[Stored records]
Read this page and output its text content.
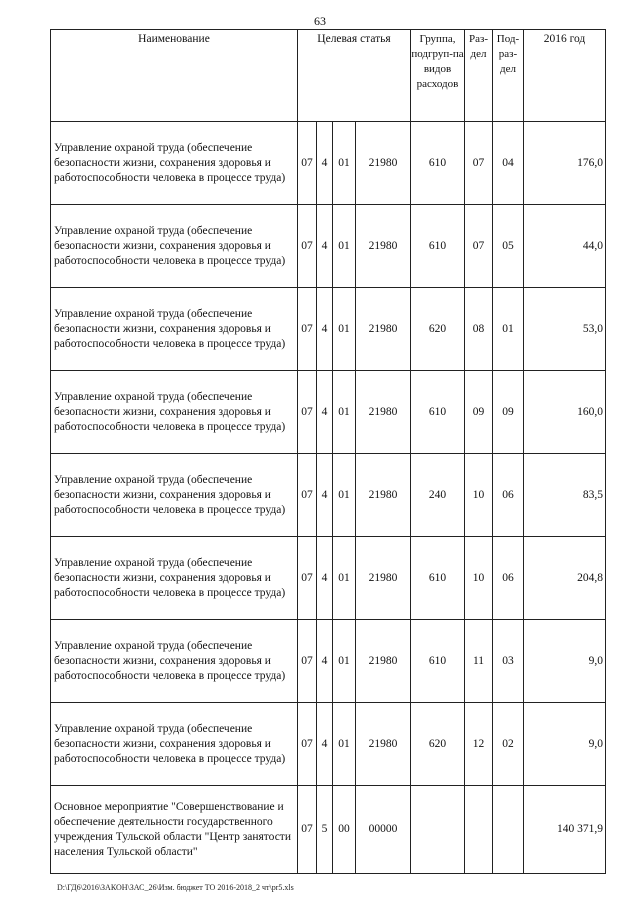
63
Наименование	Целевая статья				Группа, подгруп-па видов расходов	Раз-дел	Под-раз-дел	2016 год
Управление охраной труда (обеспечение безопасности жизни, сохранения здоровья и работоспособности человека в процессе труда)	07	4	01	21980	610	07	04	176,0
Управление охраной труда (обеспечение безопасности жизни, сохранения здоровья и работоспособности человека в процессе труда)	07	4	01	21980	610	07	05	44,0
Управление охраной труда (обеспечение безопасности жизни, сохранения здоровья и работоспособности человека в процессе труда)	07	4	01	21980	620	08	01	53,0
Управление охраной труда (обеспечение безопасности жизни, сохранения здоровья и работоспособности человека в процессе труда)	07	4	01	21980	610	09	09	160,0
Управление охраной труда (обеспечение безопасности жизни, сохранения здоровья и работоспособности человека в процессе труда)	07	4	01	21980	240	10	06	83,5
Управление охраной труда (обеспечение безопасности жизни, сохранения здоровья и работоспособности человека в процессе труда)	07	4	01	21980	610	10	06	204,8
Управление охраной труда (обеспечение безопасности жизни, сохранения здоровья и работоспособности человека в процессе труда)	07	4	01	21980	610	11	03	9,0
Управление охраной труда (обеспечение безопасности жизни, сохранения здоровья и работоспособности человека в процессе труда)	07	4	01	21980	620	12	02	9,0
Основное мероприятие "Совершенствование и обеспечение деятельности государственного учреждения Тульской области "Центр занятости населения Тульской области"	07	5	00	00000				140 371,9
D:\ГД6\2016\ЗАКОН\ЗАС_26\Изм. бюджет ТО 2016-2018_2 чт\pr5.xls
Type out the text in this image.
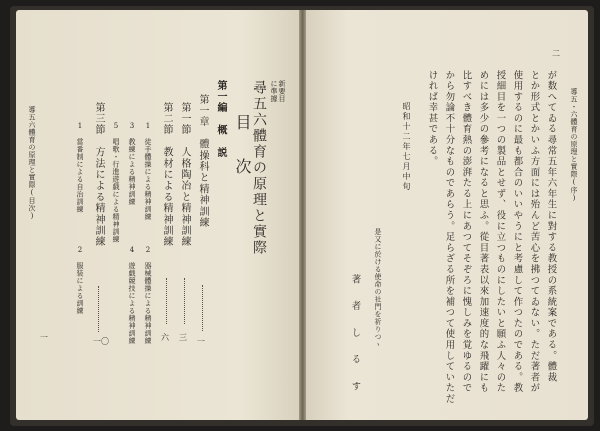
導五六體育の原理と實際(目次)
新要目
に準據
尋五六體育の原理と實際
目　次
第一編　概　説
第一章　體操科と精神訓練
一
第一節　人格陶冶と精神訓練
三
第二節　教材による精神訓練
六
1　徒手體操による精神訓練
2　器械體操による精神訓練
3　教練による精神訓練
4　遊戯競技による精神訓練
5　唱歌・行進遊戯による精神訓練
第三節　方法による精神訓練
一〇
1　當番制による自治訓練
2　服装による訓練
一
二
導五・六體育の原理と實際(序)
が数へてゐる尋常五年六年生に對する教授の系統案である。體裁
とか形式とかいふ方面には殆んど苦心を拂つてゐない。ただ著者が
使用するのに最も都合のいいやうにと考慮して作つたのである。教
授細目を一つの製品とせず、役に立つものにしたいと願ふ人々のた
めには多少の參考になると思ふ。從目著表以來加速度的な飛躍にも
比すべき體育熱の澎湃たる上にあつてそぞろに愧しみを覚ゆるので
から勿論不十分なものであらう。足らざる所を補つて使用していただ
ければ幸甚である。
昭和十二年七月中旬
是又に於ける使命の社門を祈りつゝ
著　者　し　る　す
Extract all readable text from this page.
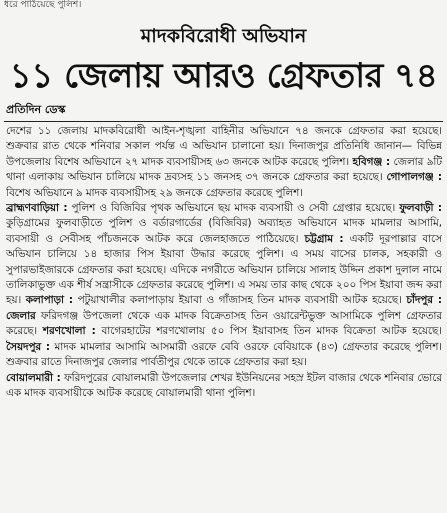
ধরে পাঠিয়েছে পুলিশ।
মাদকবিরোধী অভিযান
১১ জেলায় আরও গ্রেফতার ৭৪
প্রতিদিন ডেস্ক

দেশের ১১ জেলায় মাদকবিরোধী আইন-শৃঙ্খলা বাহিনীর অভিযানে ৭৪ জনকে গ্রেফতার করা হয়েছে। শুক্রবার রাত থেকে শনিবার সকাল পর্যন্ত এ অভিযান চালানো হয়। দিনাজপুর প্রতিনিধি জানান— বিভিন্ন উপজেলায় বিশেষ অভিযানে ২৭ মাদক ব্যবসায়ীসহ ৬৩ জনকে আটক করেছে পুলিশ। হবিগঞ্জ : জেলার ৯টি থানা এলাকায় অভিযান চালিয়ে মাদক দ্রব্যসহ ১১ জনসহ ৩৭ জনকে গ্রেফতার করা হয়েছে। গোপালগঞ্জ : বিশেষ অভিযানে ৯ মাদক ব্যবসায়ীসহ ২৯ জনকে গ্রেফতার করেছে পুলিশ।

ব্রাহ্মণবাড়িয়া : পুলিশ ও বিজিবির পৃথক অভিযানে ছয় মাদক ব্যবসায়ী ও সেবী গ্রেপ্তার হয়েছে। ফুলবাড়ী : কুড়িগ্রামের ফুলবাড়ীতে পুলিশ ও বর্ডারগার্ডের (বিজিবির) অব্যাহত অভিযানে মাদক মামলার আসামি, ব্যবসায়ী ও সেবীসহ পাঁচজনকে আটক করে জেলহাজতে পাঠিয়েছে। চট্টগ্রাম : একটি দূরপাল্লার বাসে অভিযান চালিয়ে ১৪ হাজার পিস ইয়াবা উদ্ধার করেছে পুলিশ। এ সময় বাসের চালক, সহকারী ও সুপারভাইজারকে গ্রেফতার করা হয়েছে। এদিকে নগরীতে অভিযান চালিয়ে সালাহ উদ্দিন প্রকাশ দুলাল নামে তালিকাভুক্ত এক শীর্ষ সন্ত্রাসীকে গ্রেফতার করেছে পুলিশ। এ সময় তার কাছ থেকে ২০০ পিস ইয়াবা জব্দ করা হয়। কলাপাড়া : পটুয়াখালীর কলাপাড়ায় ইয়াবা ও গাঁজাসহ তিন মাদক ব্যবসায়ী আটক হয়েছে। চাঁদপুর : জেলার ফরিদগঞ্জ উপজেলা থেকে এক মাদক বিক্রেতাসহ তিন ওয়ারেন্টভুক্ত আসামিকে পুলিশ গ্রেফতার করেছে। শরণখোলা : বাগেরহাটের শরণখোলায় ৫০ পিস ইয়াবাসহ তিন মাদক বিক্রেতা আটক হয়েছে। সৈয়দপুর : মাদক মামলার আসামি আসমারী ওরফে বেবি ওরফে বেবিয়াকে (৪৩) গ্রেফতার করেছে পুলিশ। শুক্রবার রাতে দিনাজপুর জেলার পার্বতীপুর থেকে তাকে গ্রেফতার করা হয়।

বোয়ালমারী : ফরিদপুরের বোয়ালমারী উপজেলার শেখর ইউনিয়নের সহস্র ইটল বাজার থেকে শনিবার ভোরে এক মাদক ব্যবসায়ীকে আটক করেছে বোয়ালমারী থানা পুলিশ।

Exercise details ▸ Show the lines where the word "page" appears in the entries.

Task response ▸
Read this page and output its text content.
Extract all readable text from this page.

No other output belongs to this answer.